◆ **WORK TO COMPLETE**:
Make an exact copy of the lines below.

Stored data
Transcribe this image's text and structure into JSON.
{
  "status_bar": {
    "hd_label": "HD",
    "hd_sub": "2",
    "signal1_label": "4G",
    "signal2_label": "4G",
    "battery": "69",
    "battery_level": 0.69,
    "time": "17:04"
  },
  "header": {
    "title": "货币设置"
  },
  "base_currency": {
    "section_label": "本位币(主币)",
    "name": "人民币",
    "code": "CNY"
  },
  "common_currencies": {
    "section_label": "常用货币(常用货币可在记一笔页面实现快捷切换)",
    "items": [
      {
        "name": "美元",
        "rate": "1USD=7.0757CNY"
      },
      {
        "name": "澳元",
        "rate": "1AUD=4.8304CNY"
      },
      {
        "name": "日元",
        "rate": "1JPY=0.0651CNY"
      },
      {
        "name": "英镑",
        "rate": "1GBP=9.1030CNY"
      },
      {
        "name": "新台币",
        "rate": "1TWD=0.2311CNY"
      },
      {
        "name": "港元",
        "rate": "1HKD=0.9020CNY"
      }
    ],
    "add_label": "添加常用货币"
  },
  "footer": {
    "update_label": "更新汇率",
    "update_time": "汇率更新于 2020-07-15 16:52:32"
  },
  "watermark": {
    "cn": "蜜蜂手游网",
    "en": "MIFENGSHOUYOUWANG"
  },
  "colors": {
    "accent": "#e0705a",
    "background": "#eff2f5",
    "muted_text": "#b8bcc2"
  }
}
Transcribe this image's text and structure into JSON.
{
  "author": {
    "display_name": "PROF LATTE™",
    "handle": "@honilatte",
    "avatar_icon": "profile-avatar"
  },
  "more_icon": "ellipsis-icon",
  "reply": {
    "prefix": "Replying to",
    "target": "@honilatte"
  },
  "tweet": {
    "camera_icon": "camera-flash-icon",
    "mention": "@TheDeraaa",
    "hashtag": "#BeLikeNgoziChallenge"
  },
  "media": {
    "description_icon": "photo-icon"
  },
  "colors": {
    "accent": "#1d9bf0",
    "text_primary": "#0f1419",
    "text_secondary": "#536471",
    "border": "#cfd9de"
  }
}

◆ **EXERCISE ANSWER**:
Transcribe this image's text and structure into JSON.
{
  "status_bar": {
    "hd_label": "HD",
    "hd_sub": "2",
    "signal1_label": "4G",
    "signal2_label": "4G",
    "battery": "69",
    "battery_level": 0.69,
    "time": "17:04"
  },
  "header": {
    "title": "货币设置"
  },
  "base_currency": {
    "section_label": "本位币(主币)",
    "name": "人民币",
    "code": "CNY"
  },
  "common_currencies": {
    "section_label": "常用货币(常用货币可在记一笔页面实现快捷切换)",
    "items": [
      {
        "name": "美元",
        "rate": "1USD=7.0757CNY"
      },
      {
        "name": "澳元",
        "rate": "1AUD=4.8304CNY"
      },
      {
        "name": "日元",
        "rate": "1JPY=0.0651CNY"
      },
      {
        "name": "英镑",
        "rate": "1GBP=9.1030CNY"
      },
      {
        "name": "新台币",
        "rate": "1TWD=0.2311CNY"
      },
      {
        "name": "港元",
        "rate": "1HKD=0.9020CNY"
      }
    ],
    "add_label": "添加常用货币"
  },
  "footer": {
    "update_label": "更新汇率",
    "update_time": "汇率更新于 2020-07-15 16:52:32"
  },
  "watermark": {
    "cn": "蜜蜂手游网",
    "en": "MIFENGSHOUYOUWANG"
  },
  "colors": {
    "accent": "#e0705a",
    "background": "#eff2f5",
    "muted_text": "#b8bcc2"
  }
}
Transcribe this image's text and structure into JSON.
{
  "author": {
    "display_name": "PROF LATTE™",
    "handle": "@honilatte",
    "avatar_icon": "profile-avatar"
  },
  "more_icon": "ellipsis-icon",
  "reply": {
    "prefix": "Replying to",
    "target": "@honilatte"
  },
  "tweet": {
    "camera_icon": "camera-flash-icon",
    "mention": "@TheDeraaa",
    "hashtag": "#BeLikeNgoziChallenge"
  },
  "media": {
    "description_icon": "photo-icon"
  },
  "colors": {
    "accent": "#1d9bf0",
    "text_primary": "#0f1419",
    "text_secondary": "#536471",
    "border": "#cfd9de"
  }
}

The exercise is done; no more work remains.